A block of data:
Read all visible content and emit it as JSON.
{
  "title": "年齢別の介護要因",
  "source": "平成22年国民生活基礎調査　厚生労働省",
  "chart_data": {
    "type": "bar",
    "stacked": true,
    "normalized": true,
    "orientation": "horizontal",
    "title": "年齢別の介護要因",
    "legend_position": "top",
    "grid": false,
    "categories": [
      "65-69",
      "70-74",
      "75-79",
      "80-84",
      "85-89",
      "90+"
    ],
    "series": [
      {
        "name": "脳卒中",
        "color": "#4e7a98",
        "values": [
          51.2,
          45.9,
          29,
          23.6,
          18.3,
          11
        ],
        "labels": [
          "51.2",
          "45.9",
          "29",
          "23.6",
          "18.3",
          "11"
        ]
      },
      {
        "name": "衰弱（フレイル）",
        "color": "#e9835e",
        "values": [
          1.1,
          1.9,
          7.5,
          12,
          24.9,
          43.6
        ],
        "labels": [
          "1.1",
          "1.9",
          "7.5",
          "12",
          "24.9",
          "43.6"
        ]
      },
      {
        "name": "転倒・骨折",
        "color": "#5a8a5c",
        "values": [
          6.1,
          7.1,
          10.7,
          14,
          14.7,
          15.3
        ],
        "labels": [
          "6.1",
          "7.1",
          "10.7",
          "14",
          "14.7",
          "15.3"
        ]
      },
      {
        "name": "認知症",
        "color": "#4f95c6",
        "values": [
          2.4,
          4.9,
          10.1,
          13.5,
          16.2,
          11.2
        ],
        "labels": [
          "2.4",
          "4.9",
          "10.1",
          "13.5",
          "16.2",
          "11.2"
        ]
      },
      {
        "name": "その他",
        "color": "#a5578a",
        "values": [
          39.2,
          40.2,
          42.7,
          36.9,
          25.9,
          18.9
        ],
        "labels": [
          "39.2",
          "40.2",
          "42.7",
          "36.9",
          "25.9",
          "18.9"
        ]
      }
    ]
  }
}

• Challenge: Give back all the data exactly as written.

• Output of the exercise:
Read all visible content and emit it as JSON.
{
  "title": "年齢別の介護要因",
  "source": "平成22年国民生活基礎調査　厚生労働省",
  "chart_data": {
    "type": "bar",
    "stacked": true,
    "normalized": true,
    "orientation": "horizontal",
    "title": "年齢別の介護要因",
    "legend_position": "top",
    "grid": false,
    "categories": [
      "65-69",
      "70-74",
      "75-79",
      "80-84",
      "85-89",
      "90+"
    ],
    "series": [
      {
        "name": "脳卒中",
        "color": "#4e7a98",
        "values": [
          51.2,
          45.9,
          29,
          23.6,
          18.3,
          11
        ],
        "labels": [
          "51.2",
          "45.9",
          "29",
          "23.6",
          "18.3",
          "11"
        ]
      },
      {
        "name": "衰弱（フレイル）",
        "color": "#e9835e",
        "values": [
          1.1,
          1.9,
          7.5,
          12,
          24.9,
          43.6
        ],
        "labels": [
          "1.1",
          "1.9",
          "7.5",
          "12",
          "24.9",
          "43.6"
        ]
      },
      {
        "name": "転倒・骨折",
        "color": "#5a8a5c",
        "values": [
          6.1,
          7.1,
          10.7,
          14,
          14.7,
          15.3
        ],
        "labels": [
          "6.1",
          "7.1",
          "10.7",
          "14",
          "14.7",
          "15.3"
        ]
      },
      {
        "name": "認知症",
        "color": "#4f95c6",
        "values": [
          2.4,
          4.9,
          10.1,
          13.5,
          16.2,
          11.2
        ],
        "labels": [
          "2.4",
          "4.9",
          "10.1",
          "13.5",
          "16.2",
          "11.2"
        ]
      },
      {
        "name": "その他",
        "color": "#a5578a",
        "values": [
          39.2,
          40.2,
          42.7,
          36.9,
          25.9,
          18.9
        ],
        "labels": [
          "39.2",
          "40.2",
          "42.7",
          "36.9",
          "25.9",
          "18.9"
        ]
      }
    ]
  }
}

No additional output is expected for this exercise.